**DIRECTIVE:**
Restate, word for word, all of the material shown below.

**EXERCISE DATA:**
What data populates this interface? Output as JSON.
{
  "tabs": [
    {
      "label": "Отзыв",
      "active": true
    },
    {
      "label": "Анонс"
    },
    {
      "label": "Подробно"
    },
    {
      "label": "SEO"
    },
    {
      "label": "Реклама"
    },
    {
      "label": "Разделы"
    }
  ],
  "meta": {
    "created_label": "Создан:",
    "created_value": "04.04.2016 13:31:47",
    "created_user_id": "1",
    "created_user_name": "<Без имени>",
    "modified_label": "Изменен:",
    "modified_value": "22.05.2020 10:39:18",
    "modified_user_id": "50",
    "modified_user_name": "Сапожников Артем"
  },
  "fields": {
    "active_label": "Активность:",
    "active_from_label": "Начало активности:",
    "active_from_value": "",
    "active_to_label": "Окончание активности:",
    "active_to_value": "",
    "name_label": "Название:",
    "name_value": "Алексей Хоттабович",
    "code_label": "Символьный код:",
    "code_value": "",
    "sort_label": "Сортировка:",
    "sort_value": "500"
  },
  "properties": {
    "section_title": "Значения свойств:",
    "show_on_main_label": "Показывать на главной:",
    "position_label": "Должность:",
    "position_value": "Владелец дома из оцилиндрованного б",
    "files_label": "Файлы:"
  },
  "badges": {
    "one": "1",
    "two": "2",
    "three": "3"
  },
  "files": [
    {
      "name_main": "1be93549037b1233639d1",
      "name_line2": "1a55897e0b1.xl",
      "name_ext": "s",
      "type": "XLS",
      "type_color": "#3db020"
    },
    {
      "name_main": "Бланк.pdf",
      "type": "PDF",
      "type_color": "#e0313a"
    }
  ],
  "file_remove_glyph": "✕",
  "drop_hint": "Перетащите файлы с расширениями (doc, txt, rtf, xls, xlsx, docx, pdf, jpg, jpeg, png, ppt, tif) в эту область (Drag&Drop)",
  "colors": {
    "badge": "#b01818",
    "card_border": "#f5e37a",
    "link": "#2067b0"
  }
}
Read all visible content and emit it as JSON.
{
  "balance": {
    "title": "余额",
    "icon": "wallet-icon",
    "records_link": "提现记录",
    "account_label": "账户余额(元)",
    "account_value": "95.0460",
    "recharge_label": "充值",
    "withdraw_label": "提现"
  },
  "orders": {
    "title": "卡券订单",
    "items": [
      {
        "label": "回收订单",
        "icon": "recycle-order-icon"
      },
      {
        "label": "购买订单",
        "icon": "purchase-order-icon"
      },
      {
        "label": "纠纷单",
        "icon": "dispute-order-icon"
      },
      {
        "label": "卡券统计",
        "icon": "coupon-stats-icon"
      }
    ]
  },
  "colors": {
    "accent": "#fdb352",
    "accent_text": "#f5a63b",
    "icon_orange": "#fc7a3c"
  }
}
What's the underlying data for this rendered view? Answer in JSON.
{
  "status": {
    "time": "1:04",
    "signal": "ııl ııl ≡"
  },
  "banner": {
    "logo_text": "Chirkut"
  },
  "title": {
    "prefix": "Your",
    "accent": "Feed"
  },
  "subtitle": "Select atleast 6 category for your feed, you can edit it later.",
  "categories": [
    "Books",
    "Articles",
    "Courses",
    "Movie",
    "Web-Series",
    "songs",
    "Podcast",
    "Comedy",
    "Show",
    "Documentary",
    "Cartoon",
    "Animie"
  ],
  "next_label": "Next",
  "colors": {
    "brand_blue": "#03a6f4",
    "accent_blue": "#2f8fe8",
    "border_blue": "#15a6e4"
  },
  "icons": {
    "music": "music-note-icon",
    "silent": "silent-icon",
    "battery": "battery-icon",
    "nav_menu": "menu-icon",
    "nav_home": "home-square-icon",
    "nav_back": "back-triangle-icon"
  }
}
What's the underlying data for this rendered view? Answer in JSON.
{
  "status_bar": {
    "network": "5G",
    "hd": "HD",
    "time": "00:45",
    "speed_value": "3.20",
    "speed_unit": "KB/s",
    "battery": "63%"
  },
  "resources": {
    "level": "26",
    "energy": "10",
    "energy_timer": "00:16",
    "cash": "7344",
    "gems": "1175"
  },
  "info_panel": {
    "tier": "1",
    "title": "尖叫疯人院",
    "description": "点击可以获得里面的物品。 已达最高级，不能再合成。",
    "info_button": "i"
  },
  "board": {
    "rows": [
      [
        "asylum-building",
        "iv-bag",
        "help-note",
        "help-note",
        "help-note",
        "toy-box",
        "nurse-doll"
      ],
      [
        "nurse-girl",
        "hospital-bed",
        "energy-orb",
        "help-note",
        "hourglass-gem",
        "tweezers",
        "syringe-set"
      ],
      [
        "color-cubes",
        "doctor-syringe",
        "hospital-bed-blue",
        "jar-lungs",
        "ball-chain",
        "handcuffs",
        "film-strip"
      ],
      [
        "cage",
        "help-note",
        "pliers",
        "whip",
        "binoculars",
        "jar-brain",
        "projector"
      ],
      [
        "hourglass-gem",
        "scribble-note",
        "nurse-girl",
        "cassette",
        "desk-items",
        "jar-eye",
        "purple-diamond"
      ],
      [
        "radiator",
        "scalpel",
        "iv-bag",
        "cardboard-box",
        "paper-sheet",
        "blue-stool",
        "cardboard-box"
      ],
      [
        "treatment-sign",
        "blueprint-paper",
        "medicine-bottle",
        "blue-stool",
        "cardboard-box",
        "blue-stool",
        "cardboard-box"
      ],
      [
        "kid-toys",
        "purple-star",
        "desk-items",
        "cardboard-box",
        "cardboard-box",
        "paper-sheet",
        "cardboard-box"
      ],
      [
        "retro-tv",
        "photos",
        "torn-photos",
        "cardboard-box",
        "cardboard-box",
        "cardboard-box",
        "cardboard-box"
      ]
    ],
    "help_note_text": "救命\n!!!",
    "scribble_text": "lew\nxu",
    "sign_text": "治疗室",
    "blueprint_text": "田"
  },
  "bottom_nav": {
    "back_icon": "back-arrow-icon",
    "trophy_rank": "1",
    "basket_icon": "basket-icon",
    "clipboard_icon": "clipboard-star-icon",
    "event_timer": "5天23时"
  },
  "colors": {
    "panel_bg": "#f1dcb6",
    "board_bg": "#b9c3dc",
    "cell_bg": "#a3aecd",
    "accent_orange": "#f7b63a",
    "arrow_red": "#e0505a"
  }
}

**FINAL RESULT:**
What data populates this interface? Output as JSON.
{
  "tabs": [
    {
      "label": "Отзыв",
      "active": true
    },
    {
      "label": "Анонс"
    },
    {
      "label": "Подробно"
    },
    {
      "label": "SEO"
    },
    {
      "label": "Реклама"
    },
    {
      "label": "Разделы"
    }
  ],
  "meta": {
    "created_label": "Создан:",
    "created_value": "04.04.2016 13:31:47",
    "created_user_id": "1",
    "created_user_name": "<Без имени>",
    "modified_label": "Изменен:",
    "modified_value": "22.05.2020 10:39:18",
    "modified_user_id": "50",
    "modified_user_name": "Сапожников Артем"
  },
  "fields": {
    "active_label": "Активность:",
    "active_from_label": "Начало активности:",
    "active_from_value": "",
    "active_to_label": "Окончание активности:",
    "active_to_value": "",
    "name_label": "Название:",
    "name_value": "Алексей Хоттабович",
    "code_label": "Символьный код:",
    "code_value": "",
    "sort_label": "Сортировка:",
    "sort_value": "500"
  },
  "properties": {
    "section_title": "Значения свойств:",
    "show_on_main_label": "Показывать на главной:",
    "position_label": "Должность:",
    "position_value": "Владелец дома из оцилиндрованного б",
    "files_label": "Файлы:"
  },
  "badges": {
    "one": "1",
    "two": "2",
    "three": "3"
  },
  "files": [
    {
      "name_main": "1be93549037b1233639d1",
      "name_line2": "1a55897e0b1.xl",
      "name_ext": "s",
      "type": "XLS",
      "type_color": "#3db020"
    },
    {
      "name_main": "Бланк.pdf",
      "type": "PDF",
      "type_color": "#e0313a"
    }
  ],
  "file_remove_glyph": "✕",
  "drop_hint": "Перетащите файлы с расширениями (doc, txt, rtf, xls, xlsx, docx, pdf, jpg, jpeg, png, ppt, tif) в эту область (Drag&Drop)",
  "colors": {
    "badge": "#b01818",
    "card_border": "#f5e37a",
    "link": "#2067b0"
  }
}
Read all visible content and emit it as JSON.
{
  "balance": {
    "title": "余额",
    "icon": "wallet-icon",
    "records_link": "提现记录",
    "account_label": "账户余额(元)",
    "account_value": "95.0460",
    "recharge_label": "充值",
    "withdraw_label": "提现"
  },
  "orders": {
    "title": "卡券订单",
    "items": [
      {
        "label": "回收订单",
        "icon": "recycle-order-icon"
      },
      {
        "label": "购买订单",
        "icon": "purchase-order-icon"
      },
      {
        "label": "纠纷单",
        "icon": "dispute-order-icon"
      },
      {
        "label": "卡券统计",
        "icon": "coupon-stats-icon"
      }
    ]
  },
  "colors": {
    "accent": "#fdb352",
    "accent_text": "#f5a63b",
    "icon_orange": "#fc7a3c"
  }
}
What's the underlying data for this rendered view? Answer in JSON.
{
  "status": {
    "time": "1:04",
    "signal": "ııl ııl ≡"
  },
  "banner": {
    "logo_text": "Chirkut"
  },
  "title": {
    "prefix": "Your",
    "accent": "Feed"
  },
  "subtitle": "Select atleast 6 category for your feed, you can edit it later.",
  "categories": [
    "Books",
    "Articles",
    "Courses",
    "Movie",
    "Web-Series",
    "songs",
    "Podcast",
    "Comedy",
    "Show",
    "Documentary",
    "Cartoon",
    "Animie"
  ],
  "next_label": "Next",
  "colors": {
    "brand_blue": "#03a6f4",
    "accent_blue": "#2f8fe8",
    "border_blue": "#15a6e4"
  },
  "icons": {
    "music": "music-note-icon",
    "silent": "silent-icon",
    "battery": "battery-icon",
    "nav_menu": "menu-icon",
    "nav_home": "home-square-icon",
    "nav_back": "back-triangle-icon"
  }
}
What's the underlying data for this rendered view? Answer in JSON.
{
  "status_bar": {
    "network": "5G",
    "hd": "HD",
    "time": "00:45",
    "speed_value": "3.20",
    "speed_unit": "KB/s",
    "battery": "63%"
  },
  "resources": {
    "level": "26",
    "energy": "10",
    "energy_timer": "00:16",
    "cash": "7344",
    "gems": "1175"
  },
  "info_panel": {
    "tier": "1",
    "title": "尖叫疯人院",
    "description": "点击可以获得里面的物品。 已达最高级，不能再合成。",
    "info_button": "i"
  },
  "board": {
    "rows": [
      [
        "asylum-building",
        "iv-bag",
        "help-note",
        "help-note",
        "help-note",
        "toy-box",
        "nurse-doll"
      ],
      [
        "nurse-girl",
        "hospital-bed",
        "energy-orb",
        "help-note",
        "hourglass-gem",
        "tweezers",
        "syringe-set"
      ],
      [
        "color-cubes",
        "doctor-syringe",
        "hospital-bed-blue",
        "jar-lungs",
        "ball-chain",
        "handcuffs",
        "film-strip"
      ],
      [
        "cage",
        "help-note",
        "pliers",
        "whip",
        "binoculars",
        "jar-brain",
        "projector"
      ],
      [
        "hourglass-gem",
        "scribble-note",
        "nurse-girl",
        "cassette",
        "desk-items",
        "jar-eye",
        "purple-diamond"
      ],
      [
        "radiator",
        "scalpel",
        "iv-bag",
        "cardboard-box",
        "paper-sheet",
        "blue-stool",
        "cardboard-box"
      ],
      [
        "treatment-sign",
        "blueprint-paper",
        "medicine-bottle",
        "blue-stool",
        "cardboard-box",
        "blue-stool",
        "cardboard-box"
      ],
      [
        "kid-toys",
        "purple-star",
        "desk-items",
        "cardboard-box",
        "cardboard-box",
        "paper-sheet",
        "cardboard-box"
      ],
      [
        "retro-tv",
        "photos",
        "torn-photos",
        "cardboard-box",
        "cardboard-box",
        "cardboard-box",
        "cardboard-box"
      ]
    ],
    "help_note_text": "救命\n!!!",
    "scribble_text": "lew\nxu",
    "sign_text": "治疗室",
    "blueprint_text": "田"
  },
  "bottom_nav": {
    "back_icon": "back-arrow-icon",
    "trophy_rank": "1",
    "basket_icon": "basket-icon",
    "clipboard_icon": "clipboard-star-icon",
    "event_timer": "5天23时"
  },
  "colors": {
    "panel_bg": "#f1dcb6",
    "board_bg": "#b9c3dc",
    "cell_bg": "#a3aecd",
    "accent_orange": "#f7b63a",
    "arrow_red": "#e0505a"
  }
}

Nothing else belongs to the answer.